Records that describe figures
-- Begin --
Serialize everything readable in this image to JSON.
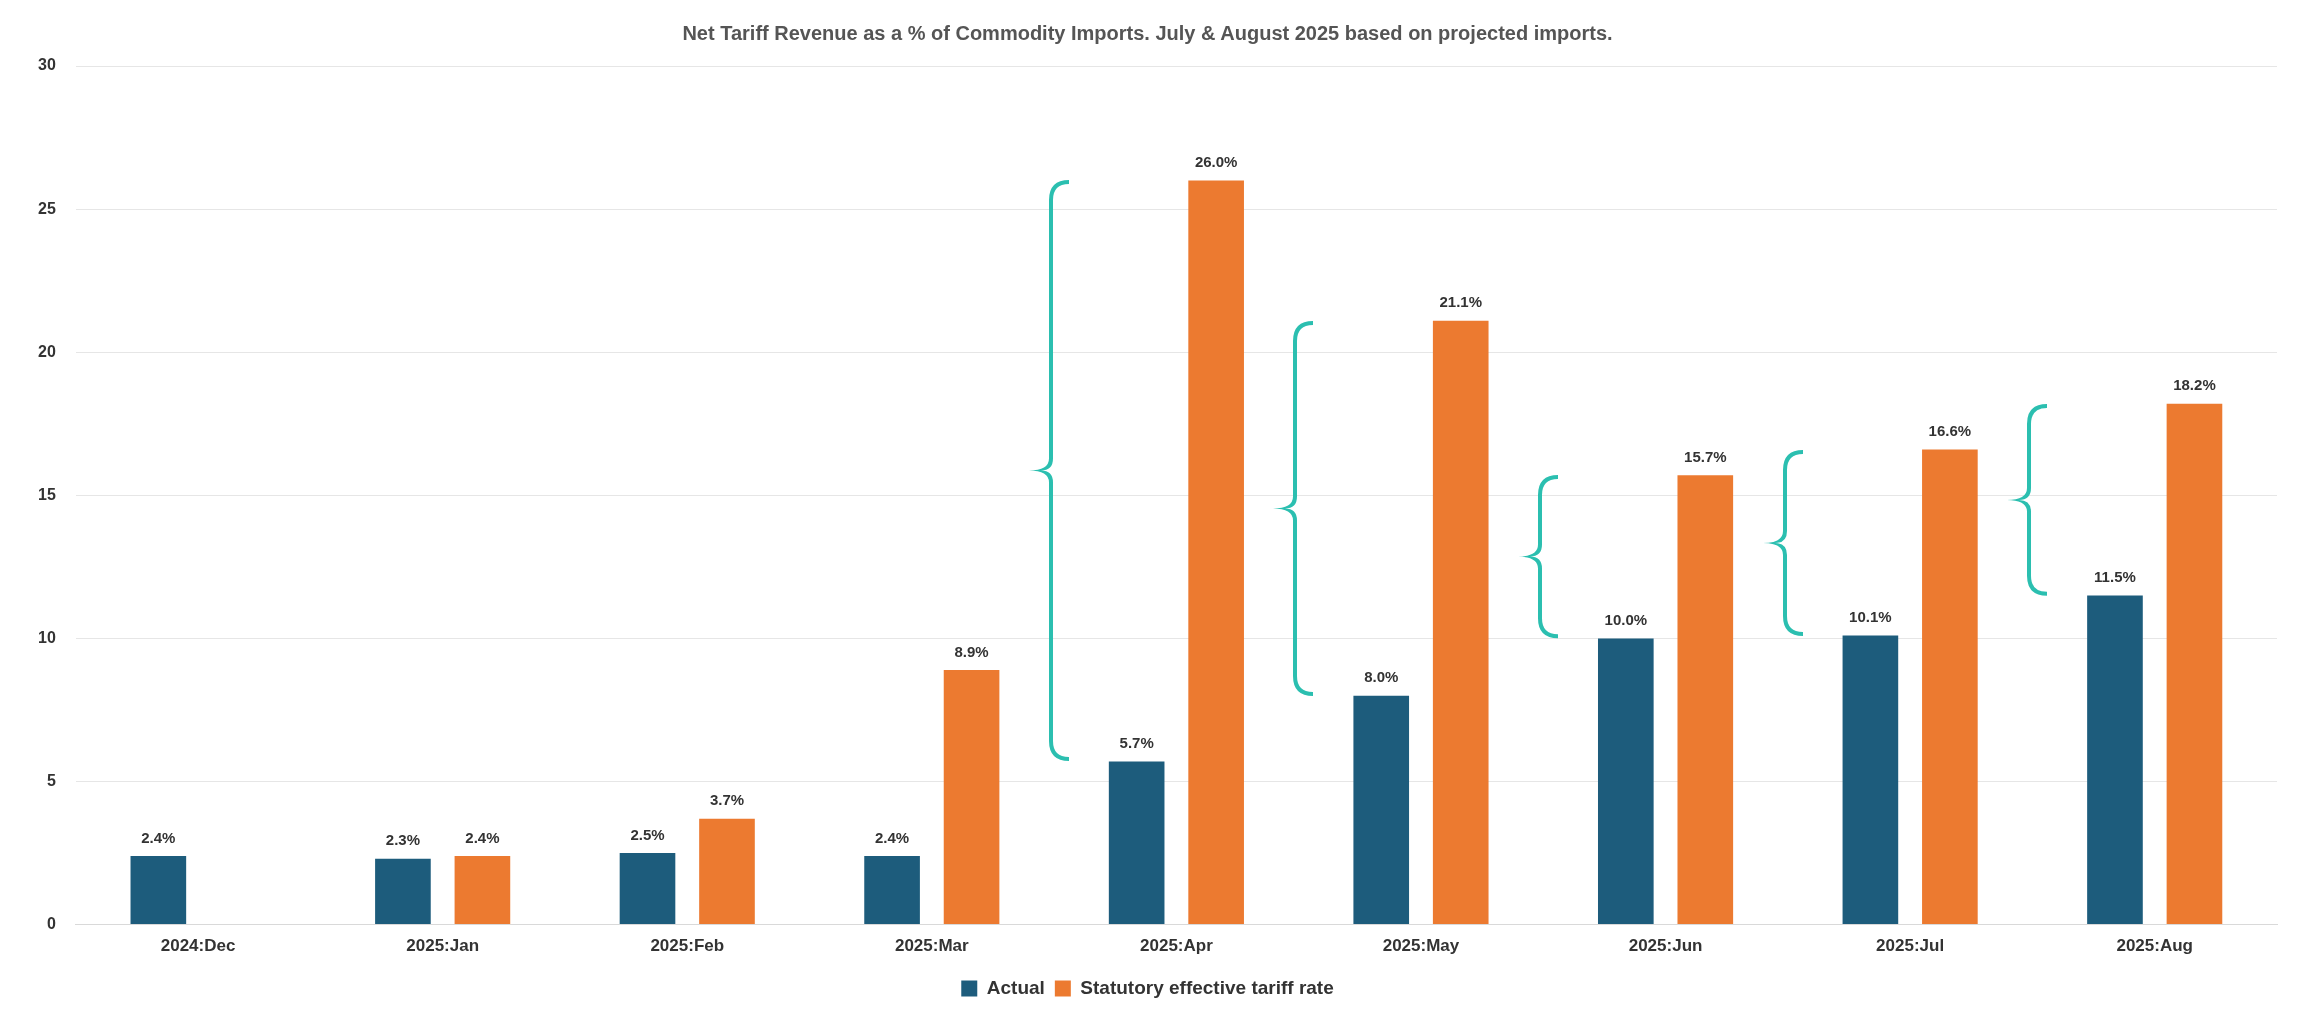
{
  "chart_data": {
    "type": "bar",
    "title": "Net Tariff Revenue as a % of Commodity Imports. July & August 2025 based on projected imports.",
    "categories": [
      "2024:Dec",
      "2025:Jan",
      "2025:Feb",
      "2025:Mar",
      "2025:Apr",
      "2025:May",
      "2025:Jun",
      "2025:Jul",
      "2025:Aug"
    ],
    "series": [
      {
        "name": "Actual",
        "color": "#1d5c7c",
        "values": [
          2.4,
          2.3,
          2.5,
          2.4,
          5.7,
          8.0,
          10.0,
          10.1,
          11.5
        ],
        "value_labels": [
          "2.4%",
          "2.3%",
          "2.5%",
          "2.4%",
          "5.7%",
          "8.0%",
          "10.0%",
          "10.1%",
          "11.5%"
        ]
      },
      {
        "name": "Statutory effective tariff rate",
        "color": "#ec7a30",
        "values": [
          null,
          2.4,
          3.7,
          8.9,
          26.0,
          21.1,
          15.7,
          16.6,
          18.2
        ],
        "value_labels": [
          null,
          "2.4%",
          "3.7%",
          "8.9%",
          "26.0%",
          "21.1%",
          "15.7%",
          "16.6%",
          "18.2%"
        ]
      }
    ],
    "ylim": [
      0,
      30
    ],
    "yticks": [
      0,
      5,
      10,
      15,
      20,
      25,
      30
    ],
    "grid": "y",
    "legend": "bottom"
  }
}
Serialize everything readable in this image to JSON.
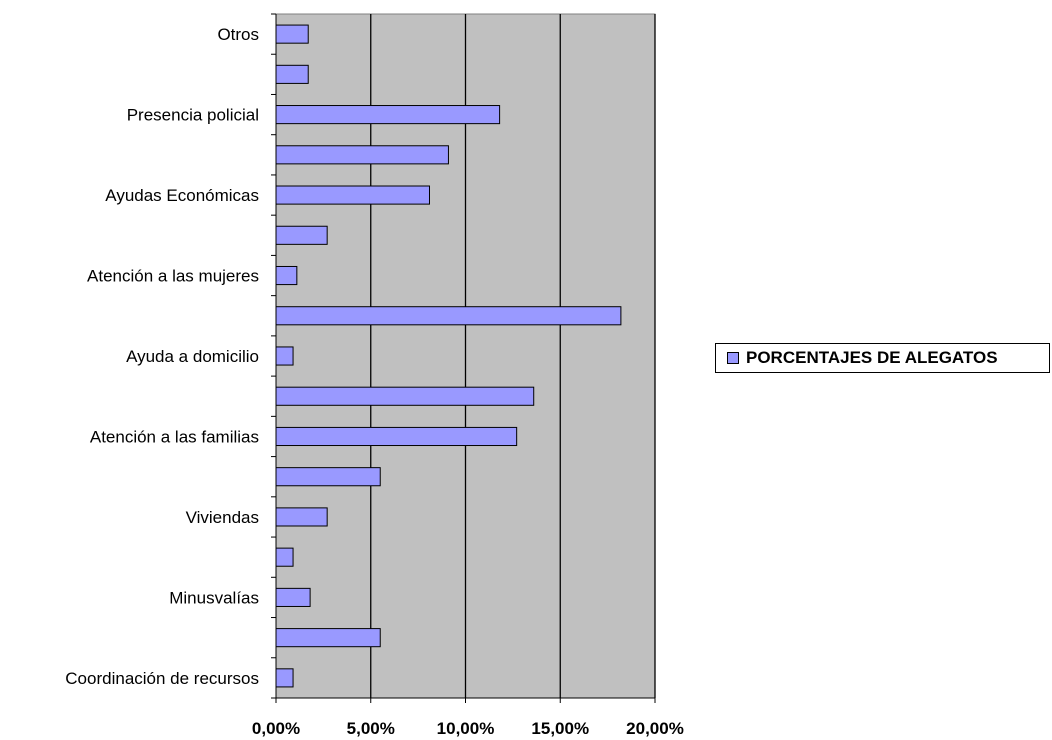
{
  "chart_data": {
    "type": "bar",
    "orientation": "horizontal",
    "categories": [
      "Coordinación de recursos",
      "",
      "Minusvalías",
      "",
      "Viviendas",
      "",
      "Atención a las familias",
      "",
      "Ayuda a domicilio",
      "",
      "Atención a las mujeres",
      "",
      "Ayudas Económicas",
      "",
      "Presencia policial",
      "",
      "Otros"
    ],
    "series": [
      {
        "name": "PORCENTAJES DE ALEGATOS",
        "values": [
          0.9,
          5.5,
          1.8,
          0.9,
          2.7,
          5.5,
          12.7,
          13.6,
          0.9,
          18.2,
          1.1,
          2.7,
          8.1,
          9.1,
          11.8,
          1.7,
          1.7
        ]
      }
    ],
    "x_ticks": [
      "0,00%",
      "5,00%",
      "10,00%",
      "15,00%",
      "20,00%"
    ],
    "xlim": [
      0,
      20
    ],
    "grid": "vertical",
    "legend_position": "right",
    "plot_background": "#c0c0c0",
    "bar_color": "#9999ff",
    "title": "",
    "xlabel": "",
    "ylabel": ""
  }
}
-- End --
▶ [Instruction]: All records should be output exactly, with the pictures left out.

▶ [Worked solution]:
Serialize everything readable in this image to JSON.
{
  "chart_data": {
    "type": "bar",
    "title": "Net Tariff Revenue as a % of Commodity Imports. July & August 2025 based on projected imports.",
    "categories": [
      "2024:Dec",
      "2025:Jan",
      "2025:Feb",
      "2025:Mar",
      "2025:Apr",
      "2025:May",
      "2025:Jun",
      "2025:Jul",
      "2025:Aug"
    ],
    "series": [
      {
        "name": "Actual",
        "color": "#1d5c7c",
        "values": [
          2.4,
          2.3,
          2.5,
          2.4,
          5.7,
          8.0,
          10.0,
          10.1,
          11.5
        ],
        "value_labels": [
          "2.4%",
          "2.3%",
          "2.5%",
          "2.4%",
          "5.7%",
          "8.0%",
          "10.0%",
          "10.1%",
          "11.5%"
        ]
      },
      {
        "name": "Statutory effective tariff rate",
        "color": "#ec7a30",
        "values": [
          null,
          2.4,
          3.7,
          8.9,
          26.0,
          21.1,
          15.7,
          16.6,
          18.2
        ],
        "value_labels": [
          null,
          "2.4%",
          "3.7%",
          "8.9%",
          "26.0%",
          "21.1%",
          "15.7%",
          "16.6%",
          "18.2%"
        ]
      }
    ],
    "ylim": [
      0,
      30
    ],
    "yticks": [
      0,
      5,
      10,
      15,
      20,
      25,
      30
    ],
    "grid": "y",
    "legend": "bottom"
  }
}
Serialize everything readable in this image to JSON.
{
  "chart_data": {
    "type": "bar",
    "orientation": "horizontal",
    "categories": [
      "Coordinación de recursos",
      "",
      "Minusvalías",
      "",
      "Viviendas",
      "",
      "Atención a las familias",
      "",
      "Ayuda a domicilio",
      "",
      "Atención a las mujeres",
      "",
      "Ayudas Económicas",
      "",
      "Presencia policial",
      "",
      "Otros"
    ],
    "series": [
      {
        "name": "PORCENTAJES DE ALEGATOS",
        "values": [
          0.9,
          5.5,
          1.8,
          0.9,
          2.7,
          5.5,
          12.7,
          13.6,
          0.9,
          18.2,
          1.1,
          2.7,
          8.1,
          9.1,
          11.8,
          1.7,
          1.7
        ]
      }
    ],
    "x_ticks": [
      "0,00%",
      "5,00%",
      "10,00%",
      "15,00%",
      "20,00%"
    ],
    "xlim": [
      0,
      20
    ],
    "grid": "vertical",
    "legend_position": "right",
    "plot_background": "#c0c0c0",
    "bar_color": "#9999ff",
    "title": "",
    "xlabel": "",
    "ylabel": ""
  }
}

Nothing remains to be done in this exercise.